**WHAT IS NEEDED**
Pick out every line holding the string "собственности" and copy it.

[Data records]

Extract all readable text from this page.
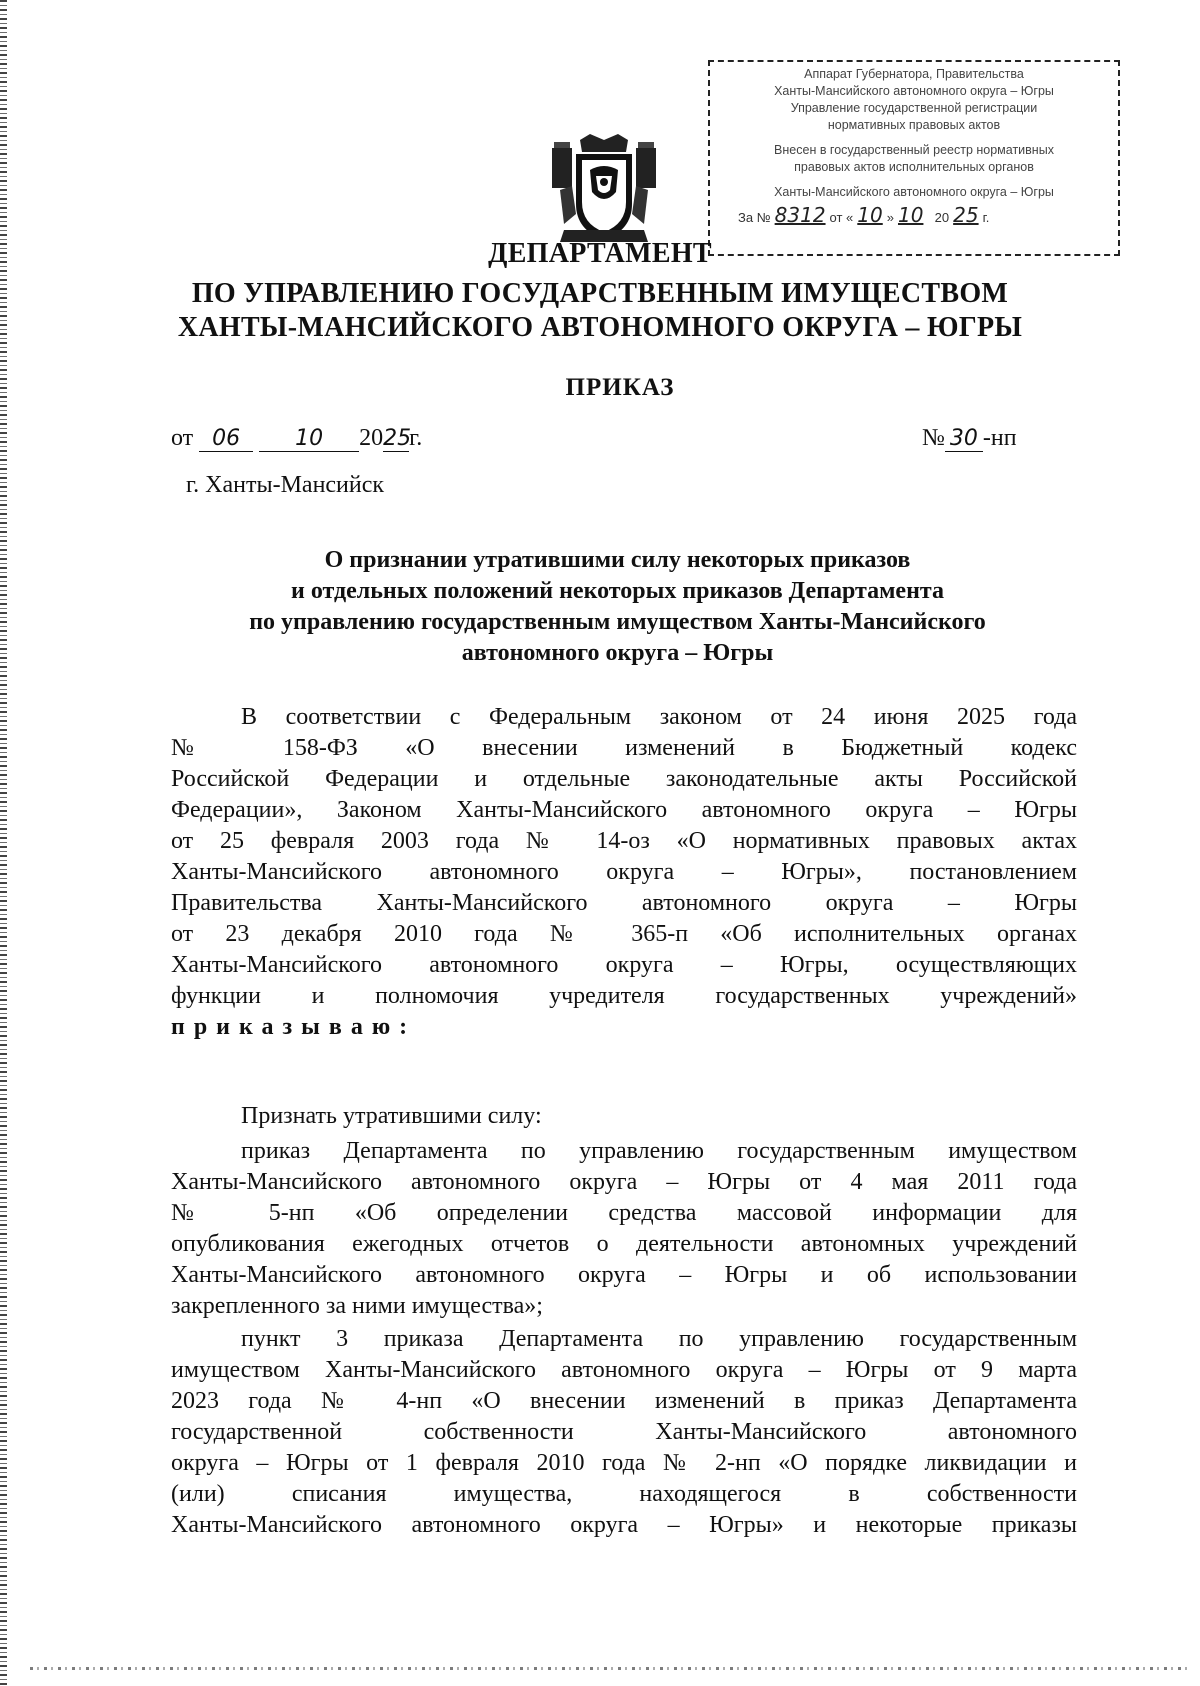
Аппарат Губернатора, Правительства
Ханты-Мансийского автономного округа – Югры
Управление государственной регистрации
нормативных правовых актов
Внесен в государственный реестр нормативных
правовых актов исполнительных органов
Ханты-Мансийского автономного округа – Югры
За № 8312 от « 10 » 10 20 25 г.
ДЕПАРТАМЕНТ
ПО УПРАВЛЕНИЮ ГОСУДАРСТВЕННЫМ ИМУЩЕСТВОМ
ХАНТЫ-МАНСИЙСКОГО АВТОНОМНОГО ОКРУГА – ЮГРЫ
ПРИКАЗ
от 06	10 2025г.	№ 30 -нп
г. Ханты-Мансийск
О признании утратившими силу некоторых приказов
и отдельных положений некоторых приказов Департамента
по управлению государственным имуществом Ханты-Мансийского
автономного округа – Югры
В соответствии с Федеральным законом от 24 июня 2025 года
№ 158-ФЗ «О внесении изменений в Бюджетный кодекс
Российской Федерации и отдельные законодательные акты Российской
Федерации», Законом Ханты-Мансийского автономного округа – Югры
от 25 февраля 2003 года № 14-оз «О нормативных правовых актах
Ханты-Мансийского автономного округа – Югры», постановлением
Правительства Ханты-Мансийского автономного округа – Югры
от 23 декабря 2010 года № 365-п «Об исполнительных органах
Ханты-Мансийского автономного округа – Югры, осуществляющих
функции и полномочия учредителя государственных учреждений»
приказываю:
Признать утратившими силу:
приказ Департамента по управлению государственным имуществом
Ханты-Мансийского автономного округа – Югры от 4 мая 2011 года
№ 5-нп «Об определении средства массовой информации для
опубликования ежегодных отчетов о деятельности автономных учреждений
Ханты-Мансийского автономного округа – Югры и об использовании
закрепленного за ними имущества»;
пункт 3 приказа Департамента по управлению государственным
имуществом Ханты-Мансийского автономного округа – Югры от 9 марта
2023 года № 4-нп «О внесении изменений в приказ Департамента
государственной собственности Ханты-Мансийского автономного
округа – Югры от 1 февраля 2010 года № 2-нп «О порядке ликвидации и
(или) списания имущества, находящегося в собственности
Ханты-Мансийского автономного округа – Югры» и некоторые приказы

---

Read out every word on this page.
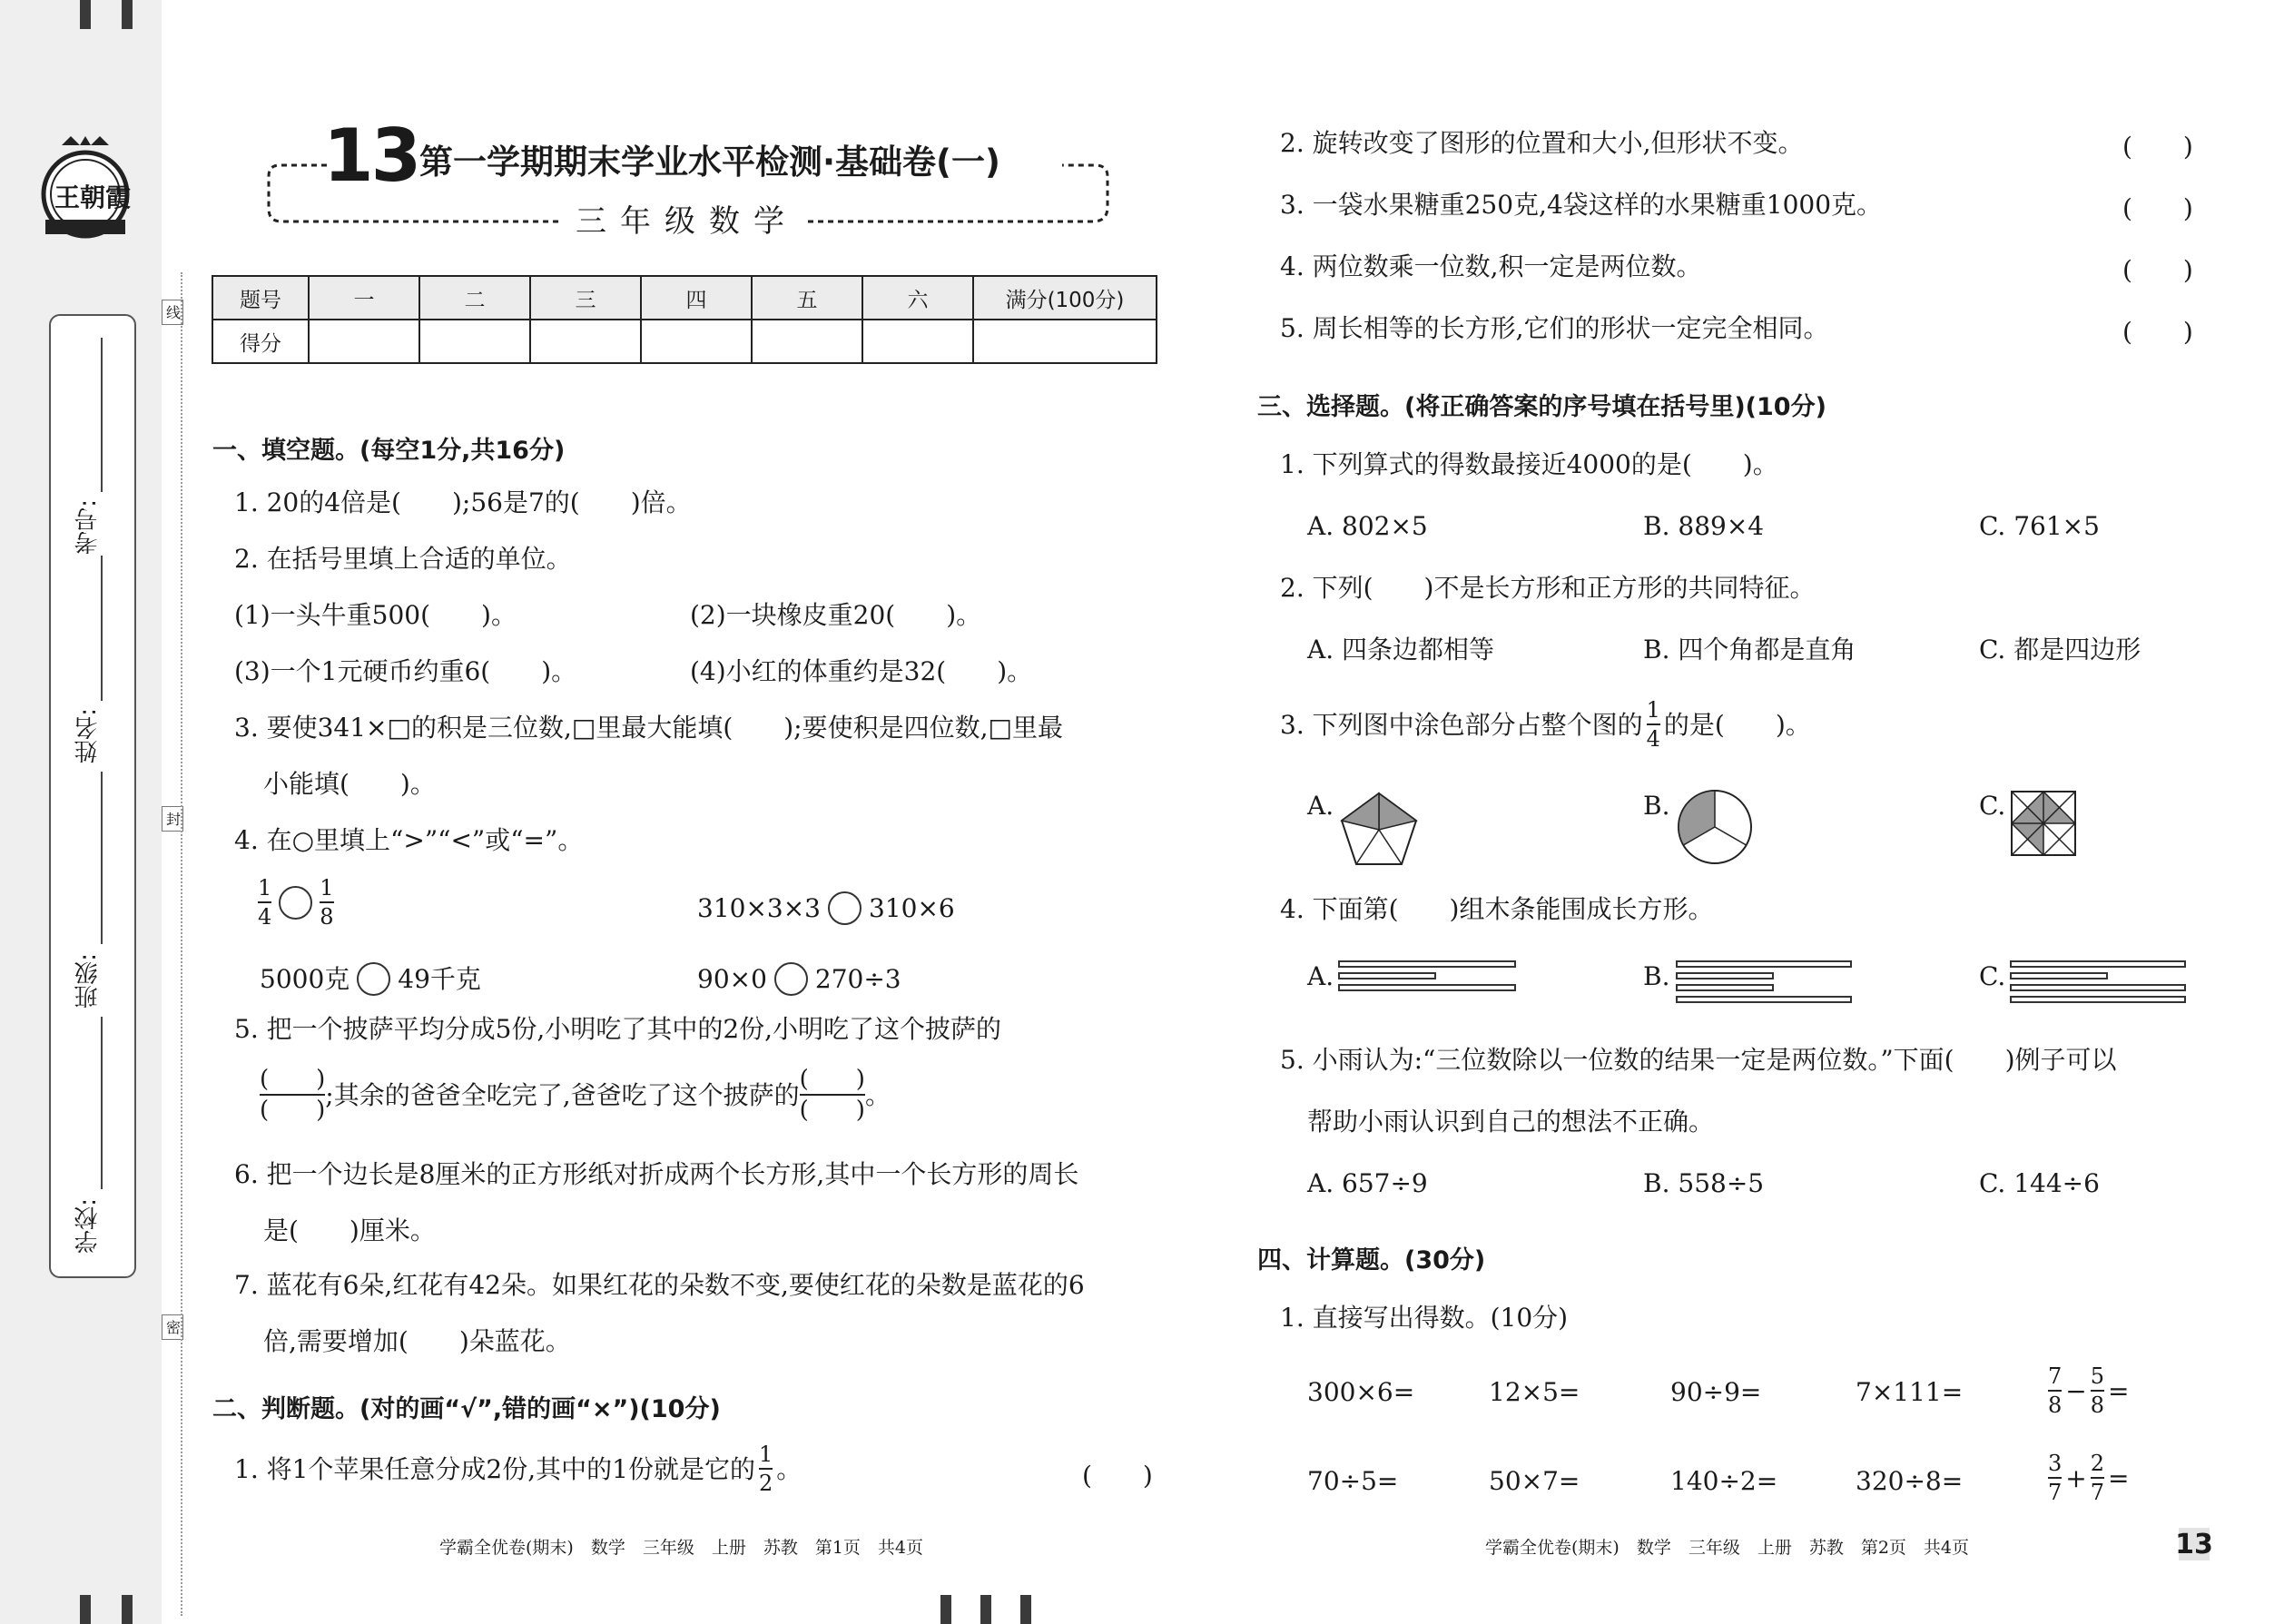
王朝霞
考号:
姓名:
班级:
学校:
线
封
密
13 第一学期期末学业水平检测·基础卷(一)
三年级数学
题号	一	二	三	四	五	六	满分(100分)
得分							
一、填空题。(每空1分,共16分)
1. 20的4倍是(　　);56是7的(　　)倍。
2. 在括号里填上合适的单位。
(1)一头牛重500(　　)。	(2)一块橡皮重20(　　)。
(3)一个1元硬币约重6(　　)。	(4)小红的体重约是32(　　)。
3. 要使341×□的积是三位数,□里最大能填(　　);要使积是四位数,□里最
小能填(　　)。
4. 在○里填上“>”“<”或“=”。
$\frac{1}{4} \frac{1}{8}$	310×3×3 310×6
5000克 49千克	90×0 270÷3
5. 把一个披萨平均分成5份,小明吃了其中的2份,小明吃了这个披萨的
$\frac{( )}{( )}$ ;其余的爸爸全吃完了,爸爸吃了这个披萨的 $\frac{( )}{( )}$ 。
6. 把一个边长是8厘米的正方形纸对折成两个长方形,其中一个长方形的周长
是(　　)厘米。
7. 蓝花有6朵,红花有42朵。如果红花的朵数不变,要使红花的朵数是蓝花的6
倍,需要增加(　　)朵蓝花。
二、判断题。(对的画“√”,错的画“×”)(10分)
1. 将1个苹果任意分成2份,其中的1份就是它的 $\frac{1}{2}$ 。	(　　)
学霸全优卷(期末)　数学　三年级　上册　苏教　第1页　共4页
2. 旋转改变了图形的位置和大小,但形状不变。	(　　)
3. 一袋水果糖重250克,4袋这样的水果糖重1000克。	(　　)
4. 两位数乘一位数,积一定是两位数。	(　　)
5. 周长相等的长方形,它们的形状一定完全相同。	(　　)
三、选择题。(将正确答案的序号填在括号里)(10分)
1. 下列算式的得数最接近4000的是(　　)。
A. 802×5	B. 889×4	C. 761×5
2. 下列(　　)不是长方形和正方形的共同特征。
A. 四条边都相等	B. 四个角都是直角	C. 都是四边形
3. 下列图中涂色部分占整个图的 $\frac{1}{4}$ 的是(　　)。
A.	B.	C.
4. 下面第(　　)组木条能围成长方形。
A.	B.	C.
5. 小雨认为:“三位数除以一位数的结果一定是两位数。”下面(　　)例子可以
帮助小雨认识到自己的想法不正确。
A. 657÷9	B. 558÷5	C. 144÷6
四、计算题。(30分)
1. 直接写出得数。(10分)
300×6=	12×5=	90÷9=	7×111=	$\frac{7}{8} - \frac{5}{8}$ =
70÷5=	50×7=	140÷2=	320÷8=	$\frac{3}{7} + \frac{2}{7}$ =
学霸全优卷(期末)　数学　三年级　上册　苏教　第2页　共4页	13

**ANSWER TO THIS PROBLEM**
государственной собственности Ханты-Мансийского автономного
(или) списания имущества, находящегося в собственности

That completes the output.